— What the task asks —
Reproduce each of the lines word for word.

— Collected data —
# # # # #

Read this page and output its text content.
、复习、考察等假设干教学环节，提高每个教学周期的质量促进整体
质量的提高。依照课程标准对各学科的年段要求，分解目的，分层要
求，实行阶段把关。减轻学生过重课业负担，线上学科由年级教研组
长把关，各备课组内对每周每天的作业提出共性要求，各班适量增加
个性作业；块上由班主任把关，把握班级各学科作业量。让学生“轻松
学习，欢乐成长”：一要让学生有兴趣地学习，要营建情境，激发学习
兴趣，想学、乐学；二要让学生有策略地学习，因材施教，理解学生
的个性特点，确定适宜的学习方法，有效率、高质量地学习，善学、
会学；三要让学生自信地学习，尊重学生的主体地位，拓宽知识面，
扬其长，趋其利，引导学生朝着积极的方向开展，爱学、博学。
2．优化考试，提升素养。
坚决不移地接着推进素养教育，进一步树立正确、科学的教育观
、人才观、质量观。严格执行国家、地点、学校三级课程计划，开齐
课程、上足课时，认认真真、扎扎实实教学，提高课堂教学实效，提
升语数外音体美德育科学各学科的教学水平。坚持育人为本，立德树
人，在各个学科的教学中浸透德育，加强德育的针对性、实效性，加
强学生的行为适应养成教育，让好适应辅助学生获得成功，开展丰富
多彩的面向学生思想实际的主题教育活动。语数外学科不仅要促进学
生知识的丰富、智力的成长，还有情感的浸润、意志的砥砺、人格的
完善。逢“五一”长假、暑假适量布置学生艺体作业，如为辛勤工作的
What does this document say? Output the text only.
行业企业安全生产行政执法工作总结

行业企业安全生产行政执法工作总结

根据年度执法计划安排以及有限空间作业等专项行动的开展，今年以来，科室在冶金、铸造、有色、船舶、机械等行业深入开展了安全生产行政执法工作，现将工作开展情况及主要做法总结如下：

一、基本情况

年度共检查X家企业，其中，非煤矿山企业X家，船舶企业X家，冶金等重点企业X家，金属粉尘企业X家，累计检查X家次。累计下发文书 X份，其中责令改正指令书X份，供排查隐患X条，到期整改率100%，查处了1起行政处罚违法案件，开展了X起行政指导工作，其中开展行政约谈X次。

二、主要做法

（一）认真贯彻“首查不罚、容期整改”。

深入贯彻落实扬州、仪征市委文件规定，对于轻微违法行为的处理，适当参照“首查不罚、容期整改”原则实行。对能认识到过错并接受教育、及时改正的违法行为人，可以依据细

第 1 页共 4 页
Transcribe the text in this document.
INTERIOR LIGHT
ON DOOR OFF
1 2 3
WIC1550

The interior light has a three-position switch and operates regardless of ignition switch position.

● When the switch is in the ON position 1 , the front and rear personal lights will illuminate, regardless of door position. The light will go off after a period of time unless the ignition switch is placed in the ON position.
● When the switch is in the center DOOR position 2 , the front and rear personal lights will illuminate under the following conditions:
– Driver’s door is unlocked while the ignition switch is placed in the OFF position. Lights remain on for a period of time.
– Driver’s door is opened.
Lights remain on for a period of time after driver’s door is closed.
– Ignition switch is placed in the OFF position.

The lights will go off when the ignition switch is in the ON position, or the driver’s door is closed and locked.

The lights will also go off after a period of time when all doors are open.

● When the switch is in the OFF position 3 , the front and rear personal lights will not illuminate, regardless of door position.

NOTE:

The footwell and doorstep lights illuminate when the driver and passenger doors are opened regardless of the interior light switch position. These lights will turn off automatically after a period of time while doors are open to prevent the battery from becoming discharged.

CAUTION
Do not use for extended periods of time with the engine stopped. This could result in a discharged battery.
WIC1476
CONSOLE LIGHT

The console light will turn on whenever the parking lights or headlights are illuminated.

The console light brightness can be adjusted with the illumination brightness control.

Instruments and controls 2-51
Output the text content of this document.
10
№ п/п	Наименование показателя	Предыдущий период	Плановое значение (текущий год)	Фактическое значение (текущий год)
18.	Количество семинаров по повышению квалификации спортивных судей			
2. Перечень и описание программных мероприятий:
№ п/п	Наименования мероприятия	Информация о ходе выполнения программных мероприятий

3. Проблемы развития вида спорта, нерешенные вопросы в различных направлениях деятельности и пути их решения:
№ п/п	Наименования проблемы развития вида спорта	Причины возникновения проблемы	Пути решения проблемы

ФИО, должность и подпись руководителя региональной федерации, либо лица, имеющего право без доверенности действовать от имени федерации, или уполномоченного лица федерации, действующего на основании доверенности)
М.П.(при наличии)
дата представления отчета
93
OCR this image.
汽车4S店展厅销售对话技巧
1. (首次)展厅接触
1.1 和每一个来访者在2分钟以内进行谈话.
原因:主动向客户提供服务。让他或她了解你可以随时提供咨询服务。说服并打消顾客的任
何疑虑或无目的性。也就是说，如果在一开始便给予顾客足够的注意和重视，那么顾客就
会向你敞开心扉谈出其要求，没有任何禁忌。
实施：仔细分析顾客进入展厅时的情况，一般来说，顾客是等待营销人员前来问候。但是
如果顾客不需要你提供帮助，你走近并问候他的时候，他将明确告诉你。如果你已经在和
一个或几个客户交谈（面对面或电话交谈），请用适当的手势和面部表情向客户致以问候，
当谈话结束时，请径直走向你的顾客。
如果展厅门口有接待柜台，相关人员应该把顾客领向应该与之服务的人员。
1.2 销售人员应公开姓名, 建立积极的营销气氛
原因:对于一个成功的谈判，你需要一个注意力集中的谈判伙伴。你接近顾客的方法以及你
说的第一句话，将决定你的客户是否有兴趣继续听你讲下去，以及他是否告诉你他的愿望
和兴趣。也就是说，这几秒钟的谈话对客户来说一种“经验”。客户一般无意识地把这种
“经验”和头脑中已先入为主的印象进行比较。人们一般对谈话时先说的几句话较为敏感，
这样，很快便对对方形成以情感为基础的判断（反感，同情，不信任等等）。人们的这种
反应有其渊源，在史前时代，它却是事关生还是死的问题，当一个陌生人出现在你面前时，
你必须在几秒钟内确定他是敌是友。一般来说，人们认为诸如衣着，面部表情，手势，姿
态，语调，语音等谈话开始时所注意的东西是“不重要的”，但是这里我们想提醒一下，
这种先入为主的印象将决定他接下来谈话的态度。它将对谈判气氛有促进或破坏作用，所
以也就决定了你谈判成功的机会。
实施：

# # # # #

— Written solution —
Read this page and output its text content.
、复习、考察等假设干教学环节，提高每个教学周期的质量促进整体
质量的提高。依照课程标准对各学科的年段要求，分解目的，分层要
求，实行阶段把关。减轻学生过重课业负担，线上学科由年级教研组
长把关，各备课组内对每周每天的作业提出共性要求，各班适量增加
个性作业；块上由班主任把关，把握班级各学科作业量。让学生“轻松
学习，欢乐成长”：一要让学生有兴趣地学习，要营建情境，激发学习
兴趣，想学、乐学；二要让学生有策略地学习，因材施教，理解学生
的个性特点，确定适宜的学习方法，有效率、高质量地学习，善学、
会学；三要让学生自信地学习，尊重学生的主体地位，拓宽知识面，
扬其长，趋其利，引导学生朝着积极的方向开展，爱学、博学。
2．优化考试，提升素养。
坚决不移地接着推进素养教育，进一步树立正确、科学的教育观
、人才观、质量观。严格执行国家、地点、学校三级课程计划，开齐
课程、上足课时，认认真真、扎扎实实教学，提高课堂教学实效，提
升语数外音体美德育科学各学科的教学水平。坚持育人为本，立德树
人，在各个学科的教学中浸透德育，加强德育的针对性、实效性，加
强学生的行为适应养成教育，让好适应辅助学生获得成功，开展丰富
多彩的面向学生思想实际的主题教育活动。语数外学科不仅要促进学
生知识的丰富、智力的成长，还有情感的浸润、意志的砥砺、人格的
完善。逢“五一”长假、暑假适量布置学生艺体作业，如为辛勤工作的
What does this document say? Output the text only.
行业企业安全生产行政执法工作总结

行业企业安全生产行政执法工作总结

根据年度执法计划安排以及有限空间作业等专项行动的开展，今年以来，科室在冶金、铸造、有色、船舶、机械等行业深入开展了安全生产行政执法工作，现将工作开展情况及主要做法总结如下：

一、基本情况

年度共检查X家企业，其中，非煤矿山企业X家，船舶企业X家，冶金等重点企业X家，金属粉尘企业X家，累计检查X家次。累计下发文书 X份，其中责令改正指令书X份，供排查隐患X条，到期整改率100%，查处了1起行政处罚违法案件，开展了X起行政指导工作，其中开展行政约谈X次。

二、主要做法

（一）认真贯彻“首查不罚、容期整改”。

深入贯彻落实扬州、仪征市委文件规定，对于轻微违法行为的处理，适当参照“首查不罚、容期整改”原则实行。对能认识到过错并接受教育、及时改正的违法行为人，可以依据细

第 1 页共 4 页
Transcribe the text in this document.
INTERIOR LIGHT
ON DOOR OFF
1 2 3
WIC1550

The interior light has a three-position switch and operates regardless of ignition switch position.

● When the switch is in the ON position 1 , the front and rear personal lights will illuminate, regardless of door position. The light will go off after a period of time unless the ignition switch is placed in the ON position.
● When the switch is in the center DOOR position 2 , the front and rear personal lights will illuminate under the following conditions:
– Driver’s door is unlocked while the ignition switch is placed in the OFF position. Lights remain on for a period of time.
– Driver’s door is opened.
Lights remain on for a period of time after driver’s door is closed.
– Ignition switch is placed in the OFF position.

The lights will go off when the ignition switch is in the ON position, or the driver’s door is closed and locked.

The lights will also go off after a period of time when all doors are open.

● When the switch is in the OFF position 3 , the front and rear personal lights will not illuminate, regardless of door position.

NOTE:

The footwell and doorstep lights illuminate when the driver and passenger doors are opened regardless of the interior light switch position. These lights will turn off automatically after a period of time while doors are open to prevent the battery from becoming discharged.

CAUTION
Do not use for extended periods of time with the engine stopped. This could result in a discharged battery.
WIC1476
CONSOLE LIGHT

The console light will turn on whenever the parking lights or headlights are illuminated.

The console light brightness can be adjusted with the illumination brightness control.

Instruments and controls 2-51
Output the text content of this document.
10
№ п/п	Наименование показателя	Предыдущий период	Плановое значение (текущий год)	Фактическое значение (текущий год)
18.	Количество семинаров по повышению квалификации спортивных судей			
2. Перечень и описание программных мероприятий:
№ п/п	Наименования мероприятия	Информация о ходе выполнения программных мероприятий

3. Проблемы развития вида спорта, нерешенные вопросы в различных направлениях деятельности и пути их решения:
№ п/п	Наименования проблемы развития вида спорта	Причины возникновения проблемы	Пути решения проблемы

ФИО, должность и подпись руководителя региональной федерации, либо лица, имеющего право без доверенности действовать от имени федерации, или уполномоченного лица федерации, действующего на основании доверенности)
М.П.(при наличии)
дата представления отчета
93
OCR this image.
汽车4S店展厅销售对话技巧
1. (首次)展厅接触
1.1 和每一个来访者在2分钟以内进行谈话.
原因:主动向客户提供服务。让他或她了解你可以随时提供咨询服务。说服并打消顾客的任
何疑虑或无目的性。也就是说，如果在一开始便给予顾客足够的注意和重视，那么顾客就
会向你敞开心扉谈出其要求，没有任何禁忌。
实施：仔细分析顾客进入展厅时的情况，一般来说，顾客是等待营销人员前来问候。但是
如果顾客不需要你提供帮助，你走近并问候他的时候，他将明确告诉你。如果你已经在和
一个或几个客户交谈（面对面或电话交谈），请用适当的手势和面部表情向客户致以问候，
当谈话结束时，请径直走向你的顾客。
如果展厅门口有接待柜台，相关人员应该把顾客领向应该与之服务的人员。
1.2 销售人员应公开姓名, 建立积极的营销气氛
原因:对于一个成功的谈判，你需要一个注意力集中的谈判伙伴。你接近顾客的方法以及你
说的第一句话，将决定你的客户是否有兴趣继续听你讲下去，以及他是否告诉你他的愿望
和兴趣。也就是说，这几秒钟的谈话对客户来说一种“经验”。客户一般无意识地把这种
“经验”和头脑中已先入为主的印象进行比较。人们一般对谈话时先说的几句话较为敏感，
这样，很快便对对方形成以情感为基础的判断（反感，同情，不信任等等）。人们的这种
反应有其渊源，在史前时代，它却是事关生还是死的问题，当一个陌生人出现在你面前时，
你必须在几秒钟内确定他是敌是友。一般来说，人们认为诸如衣着，面部表情，手势，姿
态，语调，语音等谈话开始时所注意的东西是“不重要的”，但是这里我们想提醒一下，
这种先入为主的印象将决定他接下来谈话的态度。它将对谈判气氛有促进或破坏作用，所
以也就决定了你谈判成功的机会。
实施：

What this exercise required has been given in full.